◆ **Instructions for the task**: Output all of the records exactly as written.
::::
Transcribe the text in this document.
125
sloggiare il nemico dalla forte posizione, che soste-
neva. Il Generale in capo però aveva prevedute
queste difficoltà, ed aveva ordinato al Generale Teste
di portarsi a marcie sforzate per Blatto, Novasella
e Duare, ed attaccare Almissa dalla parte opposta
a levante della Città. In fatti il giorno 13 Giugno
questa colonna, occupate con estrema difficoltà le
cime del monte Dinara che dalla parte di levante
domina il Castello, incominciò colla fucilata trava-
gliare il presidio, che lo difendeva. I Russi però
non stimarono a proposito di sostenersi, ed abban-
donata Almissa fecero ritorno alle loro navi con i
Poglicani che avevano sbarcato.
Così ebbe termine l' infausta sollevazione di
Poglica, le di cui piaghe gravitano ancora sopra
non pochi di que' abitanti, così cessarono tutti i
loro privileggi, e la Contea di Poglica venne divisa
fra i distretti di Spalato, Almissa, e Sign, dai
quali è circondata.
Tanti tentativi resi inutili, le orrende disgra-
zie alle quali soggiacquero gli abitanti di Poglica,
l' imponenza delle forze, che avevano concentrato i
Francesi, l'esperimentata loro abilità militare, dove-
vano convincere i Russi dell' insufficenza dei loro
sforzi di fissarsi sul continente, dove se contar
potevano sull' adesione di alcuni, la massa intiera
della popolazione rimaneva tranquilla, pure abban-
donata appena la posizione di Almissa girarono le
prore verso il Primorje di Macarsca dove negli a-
::::
◆ **Answer for the task**:
Transcribe the text in this document.
125
sloggiare il nemico dalla forte posizione, che soste-
neva. Il Generale in capo però aveva prevedute
queste difficoltà, ed aveva ordinato al Generale Teste
di portarsi a marcie sforzate per Blatto, Novasella
e Duare, ed attaccare Almissa dalla parte opposta
a levante della Città. In fatti il giorno 13 Giugno
questa colonna, occupate con estrema difficoltà le
cime del monte Dinara che dalla parte di levante
domina il Castello, incominciò colla fucilata trava-
gliare il presidio, che lo difendeva. I Russi però
non stimarono a proposito di sostenersi, ed abban-
donata Almissa fecero ritorno alle loro navi con i
Poglicani che avevano sbarcato.
Così ebbe termine l' infausta sollevazione di
Poglica, le di cui piaghe gravitano ancora sopra
non pochi di que' abitanti, così cessarono tutti i
loro privileggi, e la Contea di Poglica venne divisa
fra i distretti di Spalato, Almissa, e Sign, dai
quali è circondata.
Tanti tentativi resi inutili, le orrende disgra-
zie alle quali soggiacquero gli abitanti di Poglica,
l' imponenza delle forze, che avevano concentrato i
Francesi, l'esperimentata loro abilità militare, dove-
vano convincere i Russi dell' insufficenza dei loro
sforzi di fissarsi sul continente, dove se contar
potevano sull' adesione di alcuni, la massa intiera
della popolazione rimaneva tranquilla, pure abban-
donata appena la posizione di Almissa girarono le
prore verso il Primorje di Macarsca dove negli a-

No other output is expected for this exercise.